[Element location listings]
-------------------------

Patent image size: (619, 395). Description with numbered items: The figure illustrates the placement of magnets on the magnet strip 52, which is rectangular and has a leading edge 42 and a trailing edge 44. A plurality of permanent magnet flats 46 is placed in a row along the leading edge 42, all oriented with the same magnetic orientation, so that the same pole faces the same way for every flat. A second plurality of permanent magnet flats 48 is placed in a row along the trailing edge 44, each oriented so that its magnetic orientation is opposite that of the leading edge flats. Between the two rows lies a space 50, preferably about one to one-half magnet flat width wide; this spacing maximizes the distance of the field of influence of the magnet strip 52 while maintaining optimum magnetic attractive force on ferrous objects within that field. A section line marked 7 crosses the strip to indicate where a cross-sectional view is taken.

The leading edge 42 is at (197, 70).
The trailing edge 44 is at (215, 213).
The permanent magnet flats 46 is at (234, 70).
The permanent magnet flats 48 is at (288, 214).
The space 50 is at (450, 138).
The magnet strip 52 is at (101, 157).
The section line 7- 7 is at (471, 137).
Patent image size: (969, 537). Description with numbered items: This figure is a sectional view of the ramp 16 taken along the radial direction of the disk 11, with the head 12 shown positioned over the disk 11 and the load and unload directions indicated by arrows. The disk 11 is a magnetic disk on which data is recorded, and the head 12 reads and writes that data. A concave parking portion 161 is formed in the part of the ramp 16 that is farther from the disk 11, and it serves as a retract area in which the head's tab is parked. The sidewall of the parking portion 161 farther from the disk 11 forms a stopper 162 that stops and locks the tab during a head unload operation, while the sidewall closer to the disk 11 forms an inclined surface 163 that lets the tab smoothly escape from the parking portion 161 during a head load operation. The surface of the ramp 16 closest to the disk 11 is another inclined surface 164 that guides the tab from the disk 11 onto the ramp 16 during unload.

-------------------------

Copy the material word for word, from its first line down through the line containing "The section line 7- 7 is at (471, 137).".

Patent image size: (619, 395). Description with numbered items: The figure illustrates the placement of magnets on the magnet strip 52, which is rectangular and has a leading edge 42 and a trailing edge 44. A plurality of permanent magnet flats 46 is placed in a row along the leading edge 42, all oriented with the same magnetic orientation, so that the same pole faces the same way for every flat. A second plurality of permanent magnet flats 48 is placed in a row along the trailing edge 44, each oriented so that its magnetic orientation is opposite that of the leading edge flats. Between the two rows lies a space 50, preferably about one to one-half magnet flat width wide; this spacing maximizes the distance of the field of influence of the magnet strip 52 while maintaining optimum magnetic attractive force on ferrous objects within that field. A section line marked 7 crosses the strip to indicate where a cross-sectional view is taken.

The leading edge 42 is at (197, 70).
The trailing edge 44 is at (215, 213).
The permanent magnet flats 46 is at (234, 70).
The permanent magnet flats 48 is at (288, 214).
The space 50 is at (450, 138).
The magnet strip 52 is at (101, 157).
The section line 7- 7 is at (471, 137).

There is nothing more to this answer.